Stated exercise 1:
List the levels of possible outcome, in prices, that the text on cattle break-even says to consider in projections.

**** Document text

You achieve nothing financially by breaking even in back grounding or feeding cattle.  Yet retained ownership and feed yard projections most often calculate break-even as if it were the ultimate goal.  It’s extremely important to understand what is included in the cost to arrive at break-even or net returns.  Most calculations only include the feed yard’s direct cost of production. Nothing is included in the cost to cover indirect or overhead costs, the owner’s labor and management (living withdrawals) or taxes.  Your business will go broke if there is no income to pay overhead costs.  Many producers must have something to live on.  If you earn a taxable income, self employment taxes and income taxes have to be paid.  Financial profit is properly defined as return to the producer’s equity capital at risk after all direct, indirect, and management costs (living withdrawals) are paid.  Revenue minus direct cost is the gross margin.
 
When doing projections or evaluating closeouts always include the cost of a portion of the overhead and indirect costs (phone, utilities, accounting and secretarial services) of the business plus returns to owner management and labor.  The latter can be arrived at by estimating how much it would cost to have a non-family member to do the labor and management activities.  A review of your overhead costs and family living withdrawals in past years can provide good information for projections. Add these costs to the direct cost to calculate your break-evens.  Consider these costs as a margin that must be covered to justify taking on the additional management responsibility.
 
In projections, establish your target net return and determine what sale price is necessary to cover total costs to justify taking on the additional risk.  It’s good to consider at least three levels of possible outcome (pessimistic likely and optimistic prices).  Calculate what the target net-return to risk (profit) and equity capital will be for each price situation.  Always remember you achieve nothing by attaining break-evens that only include the direct cost of production.

********
**** Exercise materials

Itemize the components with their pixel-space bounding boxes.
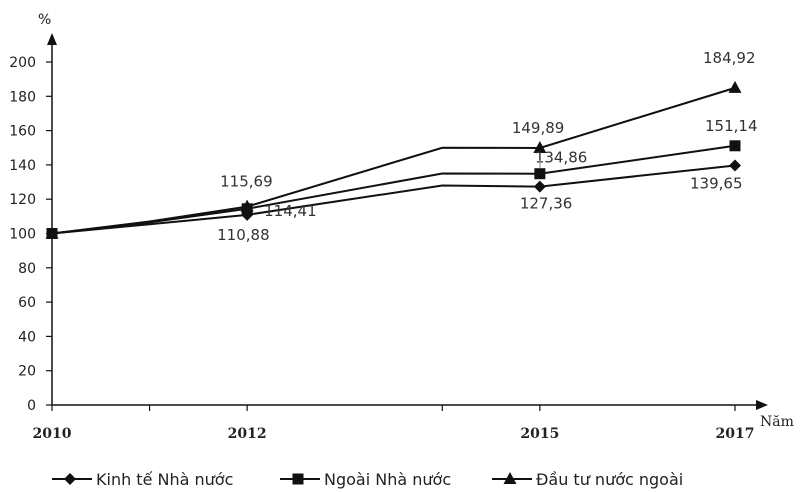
legend-item-label: Ngoài Nhà nước — [324, 470, 451, 489]
data-point-marker — [45, 226, 59, 239]
data-point-marker — [729, 159, 741, 172]
x-axis-label: Năm — [760, 414, 794, 430]
data-label: 134,86 — [535, 149, 588, 167]
series-line-1 — [51, 164, 736, 235]
data-label: 110,88 — [217, 226, 270, 244]
data-label: 139,65 — [690, 175, 743, 193]
y-tick-label: 60 — [18, 295, 36, 311]
y-tick-label: 120 — [9, 192, 36, 208]
y-tick-label: 40 — [18, 329, 36, 345]
x-tick-label: 2010 — [33, 426, 72, 442]
legend-marker — [64, 473, 76, 485]
y-tick-label: 200 — [9, 55, 36, 71]
legend-item-label: Đầu tư nước ngoài — [536, 470, 683, 489]
x-axis-arrow — [756, 400, 768, 410]
data-labels: 110,88 127,36 139,65 114,41 134,86 151,14 115,… — [217, 49, 757, 244]
series-line-3 — [51, 86, 736, 235]
y-ticks: 0 20 40 60 80 100 120 140 160 180 200 — [9, 55, 52, 414]
series-markers — [45, 80, 742, 240]
data-point-marker — [533, 180, 546, 193]
legend-item-label: Kinh tế Nhà nước — [96, 470, 233, 489]
axes: % Năm — [38, 12, 794, 430]
y-tick-label: 20 — [18, 364, 36, 380]
x-tick-label: 2012 — [228, 426, 267, 442]
data-point-marker — [533, 140, 547, 153]
y-tick-label: 0 — [27, 398, 36, 414]
data-label: 115,69 — [220, 173, 273, 191]
series-lines — [51, 86, 736, 235]
y-axis-arrow — [47, 33, 57, 45]
y-tick-label: 180 — [9, 89, 36, 105]
y-tick-label: 160 — [9, 124, 36, 140]
data-label: 127,36 — [520, 195, 573, 213]
y-tick-label: 100 — [9, 227, 36, 243]
legend-marker — [503, 472, 517, 484]
data-label: 149,89 — [512, 119, 565, 137]
data-point-marker — [728, 80, 742, 93]
data-point-marker — [240, 199, 254, 212]
y-tick-label: 80 — [18, 261, 36, 277]
data-label: 151,14 — [705, 117, 758, 135]
y-tick-label: 140 — [9, 158, 36, 174]
y-axis-label: % — [38, 12, 51, 28]
data-label: 114,41 — [264, 202, 317, 220]
legend: Kinh tế Nhà nước Ngoài Nhà nước Đầu tư nướ… — [52, 470, 683, 489]
legend-marker — [292, 473, 304, 485]
x-tick-label: 2015 — [520, 426, 559, 442]
data-label: 184,92 — [703, 49, 756, 67]
data-point-marker — [729, 140, 741, 152]
x-ticks: 2010 2012 2015 2017 — [33, 405, 755, 442]
data-point-marker — [534, 168, 546, 180]
x-tick-label: 2017 — [716, 426, 755, 442]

********

Stated exercise 2:
Format the stretch of the listing from the line that contains "legend-item-label: Ngoài Nhà" through the line that contains "y-tick-label: 60 — [18, 295, 36, 311]" as a Markdown table with the columns Row and Listing Line. Leave out any blank lines.

Correct response 1:
- Pessimistic
- Likely
- Optimistic

Correct response 2:
| Row | Listing Line |
|---|---|
| 1 | legend-item-label: Ngoài Nhà nước — [324, 470, 451, 489] |
| 2 | data-point-marker — [45, 226, 59, 239] |
| 3 | data-point-marker — [729, 159, 741, 172] |
| 4 | x-axis-label: Năm — [760, 414, 794, 430] |
| 5 | data-label: 134,86 — [535, 149, 588, 167] |
| 6 | series-line-1 — [51, 164, 736, 235] |
| 7 | data-label: 110,88 — [217, 226, 270, 244] |
| 8 | data-label: 139,65 — [690, 175, 743, 193] |
| 9 | y-tick-label: 60 — [18, 295, 36, 311] |